→ **DATA**
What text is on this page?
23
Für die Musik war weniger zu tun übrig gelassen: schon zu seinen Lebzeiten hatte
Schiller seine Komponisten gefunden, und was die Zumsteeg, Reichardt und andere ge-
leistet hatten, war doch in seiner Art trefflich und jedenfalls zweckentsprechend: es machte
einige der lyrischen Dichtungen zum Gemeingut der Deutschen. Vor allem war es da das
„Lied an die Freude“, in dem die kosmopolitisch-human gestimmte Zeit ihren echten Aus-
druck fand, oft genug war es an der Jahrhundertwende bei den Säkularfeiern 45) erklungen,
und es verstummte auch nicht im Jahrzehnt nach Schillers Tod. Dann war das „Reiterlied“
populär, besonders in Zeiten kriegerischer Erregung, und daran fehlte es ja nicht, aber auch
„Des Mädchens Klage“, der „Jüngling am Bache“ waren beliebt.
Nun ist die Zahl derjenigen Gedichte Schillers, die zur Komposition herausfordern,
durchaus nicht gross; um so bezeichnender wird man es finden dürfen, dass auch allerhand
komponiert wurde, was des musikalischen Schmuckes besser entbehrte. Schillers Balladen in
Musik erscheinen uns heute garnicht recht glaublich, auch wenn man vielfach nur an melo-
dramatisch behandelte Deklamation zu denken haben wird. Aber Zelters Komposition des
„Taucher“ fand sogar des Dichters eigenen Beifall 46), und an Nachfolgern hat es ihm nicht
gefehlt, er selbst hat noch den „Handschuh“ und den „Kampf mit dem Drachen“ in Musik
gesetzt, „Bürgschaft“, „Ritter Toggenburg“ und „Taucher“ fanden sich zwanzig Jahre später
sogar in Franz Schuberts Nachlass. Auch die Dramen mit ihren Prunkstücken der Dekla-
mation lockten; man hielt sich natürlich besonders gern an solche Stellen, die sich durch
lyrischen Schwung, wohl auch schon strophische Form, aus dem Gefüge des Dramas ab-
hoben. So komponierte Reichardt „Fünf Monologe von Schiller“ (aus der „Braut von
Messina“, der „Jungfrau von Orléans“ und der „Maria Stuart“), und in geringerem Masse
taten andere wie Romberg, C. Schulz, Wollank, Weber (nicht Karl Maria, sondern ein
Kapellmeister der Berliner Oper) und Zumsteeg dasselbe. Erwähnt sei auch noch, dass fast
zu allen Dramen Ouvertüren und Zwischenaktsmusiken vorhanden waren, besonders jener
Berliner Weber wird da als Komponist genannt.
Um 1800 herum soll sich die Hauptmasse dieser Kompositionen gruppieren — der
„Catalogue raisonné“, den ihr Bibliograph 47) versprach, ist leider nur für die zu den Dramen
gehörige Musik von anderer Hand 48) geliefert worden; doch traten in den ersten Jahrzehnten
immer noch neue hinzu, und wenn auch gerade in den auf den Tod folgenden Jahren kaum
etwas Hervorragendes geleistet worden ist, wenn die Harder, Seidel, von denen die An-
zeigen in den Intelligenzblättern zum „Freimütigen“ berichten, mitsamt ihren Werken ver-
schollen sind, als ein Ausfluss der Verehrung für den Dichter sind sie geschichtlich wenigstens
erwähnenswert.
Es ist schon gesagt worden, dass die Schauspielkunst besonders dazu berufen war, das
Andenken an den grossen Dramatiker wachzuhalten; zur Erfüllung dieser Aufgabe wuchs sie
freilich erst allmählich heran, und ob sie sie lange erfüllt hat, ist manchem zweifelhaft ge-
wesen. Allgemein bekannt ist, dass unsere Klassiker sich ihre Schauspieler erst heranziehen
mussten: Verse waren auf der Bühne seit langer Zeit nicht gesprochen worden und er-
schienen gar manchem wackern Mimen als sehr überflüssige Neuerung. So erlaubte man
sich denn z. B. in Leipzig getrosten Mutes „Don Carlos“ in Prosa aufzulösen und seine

→ **WORK REQUIRED**
State how many lines of the material contain the string "waren", with no other words.

→ **RESPONSE TO THIS EXERCISE**
3